WORK INSTRUCTIONS: Select every line holding the word "procedencia" and copy it.
--- --- ---
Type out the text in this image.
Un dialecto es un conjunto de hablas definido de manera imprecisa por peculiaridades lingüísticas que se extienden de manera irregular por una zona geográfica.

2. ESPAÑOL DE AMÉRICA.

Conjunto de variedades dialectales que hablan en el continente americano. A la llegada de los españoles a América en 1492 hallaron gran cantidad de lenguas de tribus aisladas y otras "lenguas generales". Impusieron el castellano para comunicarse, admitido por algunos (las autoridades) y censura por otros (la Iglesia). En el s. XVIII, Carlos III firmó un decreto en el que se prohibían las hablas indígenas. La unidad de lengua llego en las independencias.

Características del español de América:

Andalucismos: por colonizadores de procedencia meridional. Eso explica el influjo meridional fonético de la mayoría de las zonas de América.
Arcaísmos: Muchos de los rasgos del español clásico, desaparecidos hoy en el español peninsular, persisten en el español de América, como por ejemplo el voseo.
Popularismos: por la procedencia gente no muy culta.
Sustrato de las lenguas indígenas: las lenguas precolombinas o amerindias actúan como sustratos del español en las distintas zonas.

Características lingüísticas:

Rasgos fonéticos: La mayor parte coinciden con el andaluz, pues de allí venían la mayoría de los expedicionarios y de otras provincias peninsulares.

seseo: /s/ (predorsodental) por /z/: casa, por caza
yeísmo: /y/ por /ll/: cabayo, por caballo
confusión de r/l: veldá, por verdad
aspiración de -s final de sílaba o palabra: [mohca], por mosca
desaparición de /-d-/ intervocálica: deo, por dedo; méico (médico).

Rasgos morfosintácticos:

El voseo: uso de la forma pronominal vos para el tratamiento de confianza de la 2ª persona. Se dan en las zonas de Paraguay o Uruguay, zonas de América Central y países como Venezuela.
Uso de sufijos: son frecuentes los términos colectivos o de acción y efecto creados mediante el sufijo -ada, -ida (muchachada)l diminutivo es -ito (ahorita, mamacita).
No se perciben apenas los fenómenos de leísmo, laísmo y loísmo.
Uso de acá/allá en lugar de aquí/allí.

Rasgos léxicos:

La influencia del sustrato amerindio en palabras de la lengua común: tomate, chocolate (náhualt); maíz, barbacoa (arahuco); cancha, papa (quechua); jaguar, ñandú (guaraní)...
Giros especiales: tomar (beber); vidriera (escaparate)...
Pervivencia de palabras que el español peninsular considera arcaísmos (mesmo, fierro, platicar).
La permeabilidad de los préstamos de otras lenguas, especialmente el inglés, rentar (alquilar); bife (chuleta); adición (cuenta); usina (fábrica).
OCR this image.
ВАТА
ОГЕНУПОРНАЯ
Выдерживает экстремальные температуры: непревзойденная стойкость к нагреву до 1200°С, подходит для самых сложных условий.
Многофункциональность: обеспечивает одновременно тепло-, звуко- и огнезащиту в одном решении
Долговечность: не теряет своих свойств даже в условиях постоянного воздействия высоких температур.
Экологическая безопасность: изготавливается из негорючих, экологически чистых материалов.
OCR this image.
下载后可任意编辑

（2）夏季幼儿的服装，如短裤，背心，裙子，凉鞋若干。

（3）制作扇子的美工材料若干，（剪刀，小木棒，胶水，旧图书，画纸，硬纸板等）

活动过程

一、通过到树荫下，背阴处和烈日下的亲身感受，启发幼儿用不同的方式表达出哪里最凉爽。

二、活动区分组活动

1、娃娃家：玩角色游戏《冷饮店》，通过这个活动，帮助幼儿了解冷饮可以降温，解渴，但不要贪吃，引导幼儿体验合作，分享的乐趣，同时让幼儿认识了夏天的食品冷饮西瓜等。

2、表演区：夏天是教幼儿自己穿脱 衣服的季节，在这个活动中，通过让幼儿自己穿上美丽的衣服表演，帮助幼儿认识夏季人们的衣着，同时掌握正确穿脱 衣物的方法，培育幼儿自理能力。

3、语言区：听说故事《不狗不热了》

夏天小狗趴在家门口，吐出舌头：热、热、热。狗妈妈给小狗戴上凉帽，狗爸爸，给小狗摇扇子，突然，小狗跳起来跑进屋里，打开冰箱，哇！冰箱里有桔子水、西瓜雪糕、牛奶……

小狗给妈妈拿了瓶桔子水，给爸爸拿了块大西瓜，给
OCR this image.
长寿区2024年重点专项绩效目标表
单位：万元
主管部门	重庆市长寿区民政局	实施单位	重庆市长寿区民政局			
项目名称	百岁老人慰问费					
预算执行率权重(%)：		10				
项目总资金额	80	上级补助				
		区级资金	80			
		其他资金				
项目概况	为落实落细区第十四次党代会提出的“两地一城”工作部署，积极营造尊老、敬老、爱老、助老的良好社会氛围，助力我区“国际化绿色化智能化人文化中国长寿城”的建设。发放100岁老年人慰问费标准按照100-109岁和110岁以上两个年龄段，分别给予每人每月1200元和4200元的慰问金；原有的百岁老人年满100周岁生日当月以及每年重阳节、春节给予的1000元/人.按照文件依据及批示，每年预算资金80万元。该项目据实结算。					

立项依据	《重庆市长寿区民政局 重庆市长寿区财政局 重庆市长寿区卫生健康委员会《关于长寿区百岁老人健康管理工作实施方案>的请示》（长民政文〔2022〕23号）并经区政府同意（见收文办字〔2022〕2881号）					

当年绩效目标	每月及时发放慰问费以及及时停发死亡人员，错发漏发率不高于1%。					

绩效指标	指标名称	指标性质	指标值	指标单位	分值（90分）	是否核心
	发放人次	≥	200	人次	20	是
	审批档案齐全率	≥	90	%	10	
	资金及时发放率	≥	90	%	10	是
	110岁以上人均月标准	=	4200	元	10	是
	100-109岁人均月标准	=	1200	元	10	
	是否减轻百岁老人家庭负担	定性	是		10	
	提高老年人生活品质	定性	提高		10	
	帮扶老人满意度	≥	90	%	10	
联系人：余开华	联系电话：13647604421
--- --- ---
SOLUTION TO THE EXERCISE:
Andalucismos: por colonizadores de procedencia meridional. Eso explica el influjo meridional fonético de la mayoría de las zonas de América.
Popularismos: por la procedencia gente no muy culta.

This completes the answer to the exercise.